*Objective*
Search the data for the string "name" and gather each line it is in.

-------- Listed entries --------

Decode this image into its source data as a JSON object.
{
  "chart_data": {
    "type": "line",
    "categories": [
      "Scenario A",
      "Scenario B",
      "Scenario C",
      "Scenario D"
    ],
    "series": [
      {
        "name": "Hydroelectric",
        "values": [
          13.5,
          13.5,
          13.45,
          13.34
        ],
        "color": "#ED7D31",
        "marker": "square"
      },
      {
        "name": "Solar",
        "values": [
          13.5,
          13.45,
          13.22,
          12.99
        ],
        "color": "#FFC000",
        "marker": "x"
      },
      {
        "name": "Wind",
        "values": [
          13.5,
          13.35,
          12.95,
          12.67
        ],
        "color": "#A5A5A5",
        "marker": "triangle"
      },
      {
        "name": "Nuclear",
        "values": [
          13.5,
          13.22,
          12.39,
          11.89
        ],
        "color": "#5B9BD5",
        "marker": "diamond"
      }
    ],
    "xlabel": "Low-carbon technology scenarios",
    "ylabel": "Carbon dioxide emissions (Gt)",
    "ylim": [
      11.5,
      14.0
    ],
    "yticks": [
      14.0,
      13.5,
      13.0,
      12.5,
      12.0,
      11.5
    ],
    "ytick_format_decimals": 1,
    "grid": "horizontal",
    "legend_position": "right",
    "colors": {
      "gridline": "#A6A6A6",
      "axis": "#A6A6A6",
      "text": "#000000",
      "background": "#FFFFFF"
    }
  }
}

--------

*Response*
        "name": "Hydroelectric",
        "name": "Solar",
        "name": "Wind",
        "name": "Nuclear",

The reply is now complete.